__Provided data__:

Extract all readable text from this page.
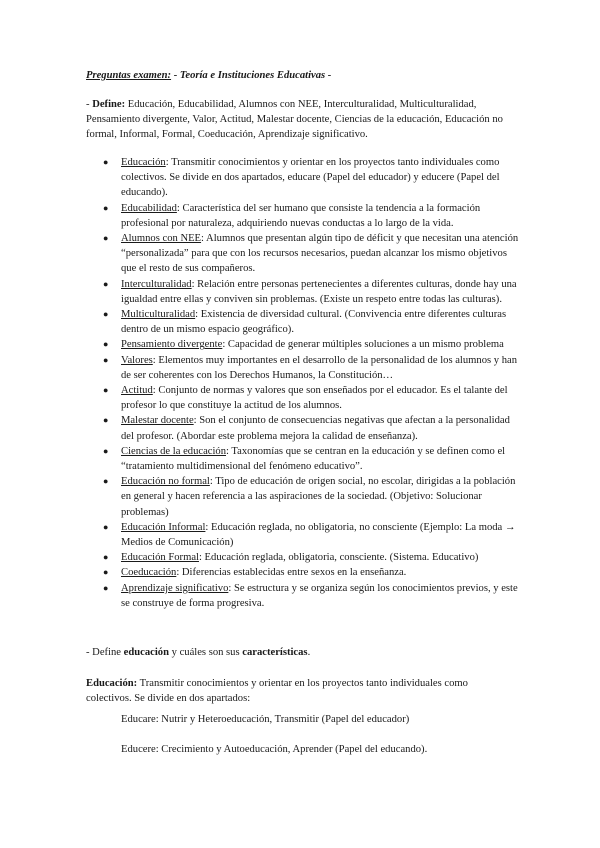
Preguntas examen: - Teoría e Instituciones Educativas -
- Define: Educación, Educabilidad, Alumnos con NEE, Interculturalidad, Multiculturalidad, Pensamiento divergente, Valor, Actitud, Malestar docente, Ciencias de la educación, Educación no formal, Informal, Formal, Coeducación, Aprendizaje significativo.
● Educación: Transmitir conocimientos y orientar en los proyectos tanto individuales como colectivos. Se divide en dos apartados, educare (Papel del educador) y educere (Papel del educando).
● Educabilidad: Característica del ser humano que consiste la tendencia a la formación profesional por naturaleza, adquiriendo nuevas conductas a lo largo de la vida.
● Alumnos con NEE: Alumnos que presentan algún tipo de déficit y que necesitan una atención “personalizada” para que con los recursos necesarios, puedan alcanzar los mismo objetivos que el resto de sus compañeros.
● Interculturalidad: Relación entre personas pertenecientes a diferentes culturas, donde hay una igualdad entre ellas y conviven sin problemas. (Existe un respeto entre todas las culturas).
● Multiculturalidad: Existencia de diversidad cultural. (Convivencia entre diferentes culturas dentro de un mismo espacio geográfico).
● Pensamiento divergente: Capacidad de generar múltiples soluciones a un mismo problema
● Valores: Elementos muy importantes en el desarrollo de la personalidad de los alumnos y han de ser coherentes con los Derechos Humanos, la Constitución…
● Actitud: Conjunto de normas y valores que son enseñados por el educador. Es el talante del profesor lo que constituye la actitud de los alumnos.
● Malestar docente: Son el conjunto de consecuencias negativas que afectan a la personalidad del profesor. (Abordar este problema mejora la calidad de enseñanza).
● Ciencias de la educación: Taxonomías que se centran en la educación y se definen como el “tratamiento multidimensional del fenómeno educativo”.
● Educación no formal: Tipo de educación de origen social, no escolar, dirigidas a la población en general y hacen referencia a las aspiraciones de la sociedad. (Objetivo: Solucionar problemas)
● Educación Informal: Educación reglada, no obligatoria, no consciente (Ejemplo: La moda → Medios de Comunicación)
● Educación Formal: Educación reglada, obligatoria, consciente. (Sistema. Educativo)
● Coeducación: Diferencias establecidas entre sexos en la enseñanza.
● Aprendizaje significativo: Se estructura y se organiza según los conocimientos previos, y este se construye de forma progresiva.
- Define educación y cuáles son sus características.
Educación: Transmitir conocimientos y orientar en los proyectos tanto individuales como colectivos. Se divide en dos apartados:
Educare: Nutrir y Heteroeducación, Transmitir (Papel del educador)
Educere: Crecimiento y Autoeducación, Aprender (Papel del educando).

__What is needed__: Can you restate all the records above word for word while dropping the pictures?

__Answer below__:
Extract all readable text from this page.
Preguntas examen: - Teoría e Instituciones Educativas -
- Define: Educación, Educabilidad, Alumnos con NEE, Interculturalidad, Multiculturalidad, Pensamiento divergente, Valor, Actitud, Malestar docente, Ciencias de la educación, Educación no formal, Informal, Formal, Coeducación, Aprendizaje significativo.
● Educación: Transmitir conocimientos y orientar en los proyectos tanto individuales como colectivos. Se divide en dos apartados, educare (Papel del educador) y educere (Papel del educando).
● Educabilidad: Característica del ser humano que consiste la tendencia a la formación profesional por naturaleza, adquiriendo nuevas conductas a lo largo de la vida.
● Alumnos con NEE: Alumnos que presentan algún tipo de déficit y que necesitan una atención “personalizada” para que con los recursos necesarios, puedan alcanzar los mismo objetivos que el resto de sus compañeros.
● Interculturalidad: Relación entre personas pertenecientes a diferentes culturas, donde hay una igualdad entre ellas y conviven sin problemas. (Existe un respeto entre todas las culturas).
● Multiculturalidad: Existencia de diversidad cultural. (Convivencia entre diferentes culturas dentro de un mismo espacio geográfico).
● Pensamiento divergente: Capacidad de generar múltiples soluciones a un mismo problema
● Valores: Elementos muy importantes en el desarrollo de la personalidad de los alumnos y han de ser coherentes con los Derechos Humanos, la Constitución…
● Actitud: Conjunto de normas y valores que son enseñados por el educador. Es el talante del profesor lo que constituye la actitud de los alumnos.
● Malestar docente: Son el conjunto de consecuencias negativas que afectan a la personalidad del profesor. (Abordar este problema mejora la calidad de enseñanza).
● Ciencias de la educación: Taxonomías que se centran en la educación y se definen como el “tratamiento multidimensional del fenómeno educativo”.
● Educación no formal: Tipo de educación de origen social, no escolar, dirigidas a la población en general y hacen referencia a las aspiraciones de la sociedad. (Objetivo: Solucionar problemas)
● Educación Informal: Educación reglada, no obligatoria, no consciente (Ejemplo: La moda → Medios de Comunicación)
● Educación Formal: Educación reglada, obligatoria, consciente. (Sistema. Educativo)
● Coeducación: Diferencias establecidas entre sexos en la enseñanza.
● Aprendizaje significativo: Se estructura y se organiza según los conocimientos previos, y este se construye de forma progresiva.
- Define educación y cuáles son sus características.
Educación: Transmitir conocimientos y orientar en los proyectos tanto individuales como colectivos. Se divide en dos apartados:
Educare: Nutrir y Heteroeducación, Transmitir (Papel del educador)
Educere: Crecimiento y Autoeducación, Aprender (Papel del educando).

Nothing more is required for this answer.